▶ _Work instructions_
Copy every line of the data that contains the string "Sample".

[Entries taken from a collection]
══════
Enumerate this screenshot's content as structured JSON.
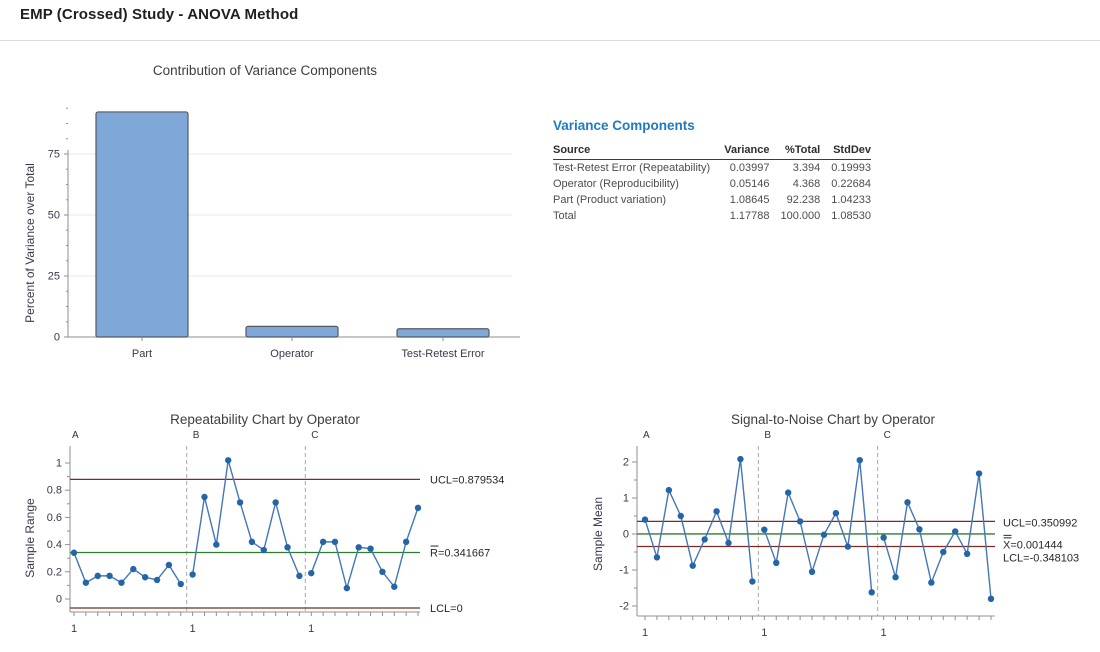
{
  "page_title": "EMP (Crossed) Study - ANOVA Method",
  "colors": {
    "heading_blue": "#1f7bc1",
    "bar_fill": "#7fa8d9",
    "bar_stroke": "#55595e",
    "line_blue": "#4377b5",
    "marker_blue": "#2465a8",
    "maroon": "#7b2a23",
    "green": "#2e7d2e",
    "axis": "#8f8f8f",
    "grid": "#e9e9e9",
    "dashed": "#a8a8a8"
  },
  "variance_table": {
    "heading": "Variance Components",
    "columns": [
      "Source",
      "Variance",
      "%Total",
      "StdDev"
    ],
    "rows": [
      [
        "Test-Retest Error (Repeatability)",
        "0.03997",
        "3.394",
        "0.19993"
      ],
      [
        "Operator (Reproducibility)",
        "0.05146",
        "4.368",
        "0.22684"
      ],
      [
        "Part (Product variation)",
        "1.08645",
        "92.238",
        "1.04233"
      ],
      [
        "Total",
        "1.17788",
        "100.000",
        "1.08530"
      ]
    ]
  },
  "chart_data": [
    {
      "id": "contribution",
      "type": "bar",
      "title": "Contribution of Variance Components",
      "ylabel": "Percent of Variance over Total",
      "categories": [
        "Part",
        "Operator",
        "Test-Retest Error"
      ],
      "values": [
        92.238,
        4.368,
        3.394
      ],
      "yticks": [
        0,
        25,
        50,
        75
      ],
      "ylim": [
        0,
        95
      ],
      "grid": true,
      "legend": "none"
    },
    {
      "id": "repeatability",
      "type": "line",
      "title": "Repeatability Chart by Operator",
      "ylabel": "Sample Range",
      "yticks": [
        0,
        0.2,
        0.4,
        0.6,
        0.8,
        1
      ],
      "minor_step": 0.1,
      "ylim": [
        -0.12,
        1.12
      ],
      "x_group_label": "1",
      "groups": [
        "A",
        "B",
        "C"
      ],
      "series": [
        {
          "name": "A",
          "values": [
            0.34,
            0.12,
            0.17,
            0.17,
            0.12,
            0.22,
            0.16,
            0.14,
            0.25,
            0.11
          ]
        },
        {
          "name": "B",
          "values": [
            0.18,
            0.75,
            0.4,
            1.02,
            0.71,
            0.42,
            0.36,
            0.71,
            0.38,
            0.17
          ]
        },
        {
          "name": "C",
          "values": [
            0.19,
            0.42,
            0.42,
            0.08,
            0.38,
            0.37,
            0.2,
            0.09,
            0.42,
            0.67
          ]
        }
      ],
      "control_lines": [
        {
          "label": "UCL=0.879534",
          "value": 0.879534,
          "color": "maroon",
          "overbar": 0
        },
        {
          "label": "R=0.341667",
          "value": 0.341667,
          "color": "green",
          "overbar": 1
        },
        {
          "label": "LCL=0",
          "value": 0,
          "color": "maroon",
          "overbar": 0
        }
      ]
    },
    {
      "id": "signal_to_noise",
      "type": "line",
      "title": "Signal-to-Noise Chart by Operator",
      "ylabel": "Sample Mean",
      "yticks": [
        2,
        1,
        0,
        -1,
        -2
      ],
      "minor_step": 0.5,
      "ylim": [
        -2.3,
        2.3
      ],
      "x_group_label": "1",
      "groups": [
        "A",
        "B",
        "C"
      ],
      "series": [
        {
          "name": "A",
          "values": [
            0.4,
            -0.65,
            1.22,
            0.5,
            -0.88,
            -0.15,
            0.63,
            -0.25,
            2.08,
            -1.32
          ]
        },
        {
          "name": "B",
          "values": [
            0.12,
            -0.8,
            1.15,
            0.35,
            -1.05,
            -0.02,
            0.58,
            -0.35,
            2.05,
            -1.62
          ]
        },
        {
          "name": "C",
          "values": [
            -0.1,
            -1.2,
            0.88,
            0.13,
            -1.35,
            -0.5,
            0.07,
            -0.55,
            1.68,
            -1.8
          ]
        }
      ],
      "control_lines": [
        {
          "label": "UCL=0.350992",
          "value": 0.350992,
          "color": "maroon",
          "overbar": 0
        },
        {
          "label": "X=0.001444",
          "value": 0.001444,
          "color": "green",
          "overbar": 2
        },
        {
          "label": "LCL=-0.348103",
          "value": -0.348103,
          "color": "maroon",
          "overbar": 0
        }
      ]
    }
  ]
}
══════
▶ _Output_
      "ylabel": "Sample Range",
      "ylabel": "Sample Mean",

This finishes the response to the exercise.